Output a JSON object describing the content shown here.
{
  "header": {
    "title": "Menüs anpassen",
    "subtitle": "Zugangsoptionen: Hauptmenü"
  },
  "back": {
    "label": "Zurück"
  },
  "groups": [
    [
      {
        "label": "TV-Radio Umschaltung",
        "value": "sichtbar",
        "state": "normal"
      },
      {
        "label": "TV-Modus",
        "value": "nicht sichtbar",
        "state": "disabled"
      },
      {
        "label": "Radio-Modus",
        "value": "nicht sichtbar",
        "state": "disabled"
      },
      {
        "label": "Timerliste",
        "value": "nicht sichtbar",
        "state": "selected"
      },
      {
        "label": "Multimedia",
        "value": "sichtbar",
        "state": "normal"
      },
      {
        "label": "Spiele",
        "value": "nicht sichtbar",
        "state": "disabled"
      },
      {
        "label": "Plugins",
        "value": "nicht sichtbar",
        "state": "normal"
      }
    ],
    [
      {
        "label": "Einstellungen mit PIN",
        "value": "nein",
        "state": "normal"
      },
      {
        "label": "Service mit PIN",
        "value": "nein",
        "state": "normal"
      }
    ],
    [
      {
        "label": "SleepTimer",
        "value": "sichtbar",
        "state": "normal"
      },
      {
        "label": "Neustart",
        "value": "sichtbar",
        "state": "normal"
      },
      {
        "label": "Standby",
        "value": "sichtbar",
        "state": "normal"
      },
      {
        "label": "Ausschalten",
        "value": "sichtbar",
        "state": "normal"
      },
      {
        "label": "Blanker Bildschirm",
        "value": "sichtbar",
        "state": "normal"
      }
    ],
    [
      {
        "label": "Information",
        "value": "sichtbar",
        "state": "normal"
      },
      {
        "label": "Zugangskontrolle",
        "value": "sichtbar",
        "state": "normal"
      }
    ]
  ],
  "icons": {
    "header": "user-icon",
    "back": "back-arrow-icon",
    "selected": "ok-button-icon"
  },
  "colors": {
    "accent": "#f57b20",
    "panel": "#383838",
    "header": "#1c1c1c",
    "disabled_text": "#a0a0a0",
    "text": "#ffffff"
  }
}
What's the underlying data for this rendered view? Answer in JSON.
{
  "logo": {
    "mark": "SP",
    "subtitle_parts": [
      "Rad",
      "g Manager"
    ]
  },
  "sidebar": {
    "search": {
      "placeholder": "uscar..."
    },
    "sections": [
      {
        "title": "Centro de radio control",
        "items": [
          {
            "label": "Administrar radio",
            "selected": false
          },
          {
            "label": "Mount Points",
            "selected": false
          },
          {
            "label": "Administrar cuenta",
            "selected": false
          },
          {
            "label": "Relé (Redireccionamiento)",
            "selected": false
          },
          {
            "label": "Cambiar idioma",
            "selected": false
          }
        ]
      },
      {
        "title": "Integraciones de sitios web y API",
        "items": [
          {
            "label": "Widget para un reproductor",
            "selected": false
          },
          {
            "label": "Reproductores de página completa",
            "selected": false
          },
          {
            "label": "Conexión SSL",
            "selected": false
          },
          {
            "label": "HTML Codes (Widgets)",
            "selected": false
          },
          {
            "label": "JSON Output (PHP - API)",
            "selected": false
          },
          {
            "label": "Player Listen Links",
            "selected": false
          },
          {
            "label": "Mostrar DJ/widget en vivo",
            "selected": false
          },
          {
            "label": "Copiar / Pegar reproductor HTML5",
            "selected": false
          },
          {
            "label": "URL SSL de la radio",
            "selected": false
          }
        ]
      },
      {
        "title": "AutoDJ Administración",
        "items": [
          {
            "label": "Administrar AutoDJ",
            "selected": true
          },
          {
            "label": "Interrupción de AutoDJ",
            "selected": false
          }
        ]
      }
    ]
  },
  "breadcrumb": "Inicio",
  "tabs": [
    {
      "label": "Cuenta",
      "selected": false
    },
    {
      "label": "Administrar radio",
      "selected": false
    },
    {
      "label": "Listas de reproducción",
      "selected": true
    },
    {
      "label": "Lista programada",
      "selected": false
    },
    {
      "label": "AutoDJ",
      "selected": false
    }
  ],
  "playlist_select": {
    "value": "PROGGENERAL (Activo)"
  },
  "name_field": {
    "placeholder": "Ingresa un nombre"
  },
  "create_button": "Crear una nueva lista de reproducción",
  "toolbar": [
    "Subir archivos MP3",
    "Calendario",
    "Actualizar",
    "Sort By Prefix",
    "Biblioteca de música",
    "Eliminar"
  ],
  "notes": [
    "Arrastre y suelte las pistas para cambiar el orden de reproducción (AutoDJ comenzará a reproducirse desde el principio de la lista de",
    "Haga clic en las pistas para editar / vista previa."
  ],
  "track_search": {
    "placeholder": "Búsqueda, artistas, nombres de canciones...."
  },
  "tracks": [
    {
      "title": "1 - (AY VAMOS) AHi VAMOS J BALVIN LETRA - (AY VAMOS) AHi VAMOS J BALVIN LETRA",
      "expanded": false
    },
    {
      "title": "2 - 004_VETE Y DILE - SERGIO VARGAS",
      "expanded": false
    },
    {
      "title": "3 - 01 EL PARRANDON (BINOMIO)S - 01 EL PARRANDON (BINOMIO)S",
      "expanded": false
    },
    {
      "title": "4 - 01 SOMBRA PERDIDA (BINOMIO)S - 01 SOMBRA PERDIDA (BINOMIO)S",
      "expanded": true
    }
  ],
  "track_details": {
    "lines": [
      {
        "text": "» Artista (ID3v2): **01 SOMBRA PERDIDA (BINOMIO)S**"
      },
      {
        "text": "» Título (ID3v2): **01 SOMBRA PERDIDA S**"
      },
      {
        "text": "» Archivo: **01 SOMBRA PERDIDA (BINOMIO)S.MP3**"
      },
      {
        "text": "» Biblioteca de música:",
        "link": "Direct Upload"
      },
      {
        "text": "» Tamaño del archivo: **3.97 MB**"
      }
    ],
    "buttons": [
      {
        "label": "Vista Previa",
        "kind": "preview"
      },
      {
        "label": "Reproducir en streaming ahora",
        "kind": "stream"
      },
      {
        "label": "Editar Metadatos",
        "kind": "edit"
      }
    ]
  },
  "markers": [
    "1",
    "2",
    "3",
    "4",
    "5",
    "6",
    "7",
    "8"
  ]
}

▸ GIVEN INSTRUCTION
Please reproduce each line exactly as written.

▸ SOLUTION TO THE PROBLEM
Output a JSON object describing the content shown here.
{
  "header": {
    "title": "Menüs anpassen",
    "subtitle": "Zugangsoptionen: Hauptmenü"
  },
  "back": {
    "label": "Zurück"
  },
  "groups": [
    [
      {
        "label": "TV-Radio Umschaltung",
        "value": "sichtbar",
        "state": "normal"
      },
      {
        "label": "TV-Modus",
        "value": "nicht sichtbar",
        "state": "disabled"
      },
      {
        "label": "Radio-Modus",
        "value": "nicht sichtbar",
        "state": "disabled"
      },
      {
        "label": "Timerliste",
        "value": "nicht sichtbar",
        "state": "selected"
      },
      {
        "label": "Multimedia",
        "value": "sichtbar",
        "state": "normal"
      },
      {
        "label": "Spiele",
        "value": "nicht sichtbar",
        "state": "disabled"
      },
      {
        "label": "Plugins",
        "value": "nicht sichtbar",
        "state": "normal"
      }
    ],
    [
      {
        "label": "Einstellungen mit PIN",
        "value": "nein",
        "state": "normal"
      },
      {
        "label": "Service mit PIN",
        "value": "nein",
        "state": "normal"
      }
    ],
    [
      {
        "label": "SleepTimer",
        "value": "sichtbar",
        "state": "normal"
      },
      {
        "label": "Neustart",
        "value": "sichtbar",
        "state": "normal"
      },
      {
        "label": "Standby",
        "value": "sichtbar",
        "state": "normal"
      },
      {
        "label": "Ausschalten",
        "value": "sichtbar",
        "state": "normal"
      },
      {
        "label": "Blanker Bildschirm",
        "value": "sichtbar",
        "state": "normal"
      }
    ],
    [
      {
        "label": "Information",
        "value": "sichtbar",
        "state": "normal"
      },
      {
        "label": "Zugangskontrolle",
        "value": "sichtbar",
        "state": "normal"
      }
    ]
  ],
  "icons": {
    "header": "user-icon",
    "back": "back-arrow-icon",
    "selected": "ok-button-icon"
  },
  "colors": {
    "accent": "#f57b20",
    "panel": "#383838",
    "header": "#1c1c1c",
    "disabled_text": "#a0a0a0",
    "text": "#ffffff"
  }
}
What's the underlying data for this rendered view? Answer in JSON.
{
  "logo": {
    "mark": "SP",
    "subtitle_parts": [
      "Rad",
      "g Manager"
    ]
  },
  "sidebar": {
    "search": {
      "placeholder": "uscar..."
    },
    "sections": [
      {
        "title": "Centro de radio control",
        "items": [
          {
            "label": "Administrar radio",
            "selected": false
          },
          {
            "label": "Mount Points",
            "selected": false
          },
          {
            "label": "Administrar cuenta",
            "selected": false
          },
          {
            "label": "Relé (Redireccionamiento)",
            "selected": false
          },
          {
            "label": "Cambiar idioma",
            "selected": false
          }
        ]
      },
      {
        "title": "Integraciones de sitios web y API",
        "items": [
          {
            "label": "Widget para un reproductor",
            "selected": false
          },
          {
            "label": "Reproductores de página completa",
            "selected": false
          },
          {
            "label": "Conexión SSL",
            "selected": false
          },
          {
            "label": "HTML Codes (Widgets)",
            "selected": false
          },
          {
            "label": "JSON Output (PHP - API)",
            "selected": false
          },
          {
            "label": "Player Listen Links",
            "selected": false
          },
          {
            "label": "Mostrar DJ/widget en vivo",
            "selected": false
          },
          {
            "label": "Copiar / Pegar reproductor HTML5",
            "selected": false
          },
          {
            "label": "URL SSL de la radio",
            "selected": false
          }
        ]
      },
      {
        "title": "AutoDJ Administración",
        "items": [
          {
            "label": "Administrar AutoDJ",
            "selected": true
          },
          {
            "label": "Interrupción de AutoDJ",
            "selected": false
          }
        ]
      }
    ]
  },
  "breadcrumb": "Inicio",
  "tabs": [
    {
      "label": "Cuenta",
      "selected": false
    },
    {
      "label": "Administrar radio",
      "selected": false
    },
    {
      "label": "Listas de reproducción",
      "selected": true
    },
    {
      "label": "Lista programada",
      "selected": false
    },
    {
      "label": "AutoDJ",
      "selected": false
    }
  ],
  "playlist_select": {
    "value": "PROGGENERAL (Activo)"
  },
  "name_field": {
    "placeholder": "Ingresa un nombre"
  },
  "create_button": "Crear una nueva lista de reproducción",
  "toolbar": [
    "Subir archivos MP3",
    "Calendario",
    "Actualizar",
    "Sort By Prefix",
    "Biblioteca de música",
    "Eliminar"
  ],
  "notes": [
    "Arrastre y suelte las pistas para cambiar el orden de reproducción (AutoDJ comenzará a reproducirse desde el principio de la lista de",
    "Haga clic en las pistas para editar / vista previa."
  ],
  "track_search": {
    "placeholder": "Búsqueda, artistas, nombres de canciones...."
  },
  "tracks": [
    {
      "title": "1 - (AY VAMOS) AHi VAMOS J BALVIN LETRA - (AY VAMOS) AHi VAMOS J BALVIN LETRA",
      "expanded": false
    },
    {
      "title": "2 - 004_VETE Y DILE - SERGIO VARGAS",
      "expanded": false
    },
    {
      "title": "3 - 01 EL PARRANDON (BINOMIO)S - 01 EL PARRANDON (BINOMIO)S",
      "expanded": false
    },
    {
      "title": "4 - 01 SOMBRA PERDIDA (BINOMIO)S - 01 SOMBRA PERDIDA (BINOMIO)S",
      "expanded": true
    }
  ],
  "track_details": {
    "lines": [
      {
        "text": "» Artista (ID3v2): **01 SOMBRA PERDIDA (BINOMIO)S**"
      },
      {
        "text": "» Título (ID3v2): **01 SOMBRA PERDIDA S**"
      },
      {
        "text": "» Archivo: **01 SOMBRA PERDIDA (BINOMIO)S.MP3**"
      },
      {
        "text": "» Biblioteca de música:",
        "link": "Direct Upload"
      },
      {
        "text": "» Tamaño del archivo: **3.97 MB**"
      }
    ],
    "buttons": [
      {
        "label": "Vista Previa",
        "kind": "preview"
      },
      {
        "label": "Reproducir en streaming ahora",
        "kind": "stream"
      },
      {
        "label": "Editar Metadatos",
        "kind": "edit"
      }
    ]
  },
  "markers": [
    "1",
    "2",
    "3",
    "4",
    "5",
    "6",
    "7",
    "8"
  ]
}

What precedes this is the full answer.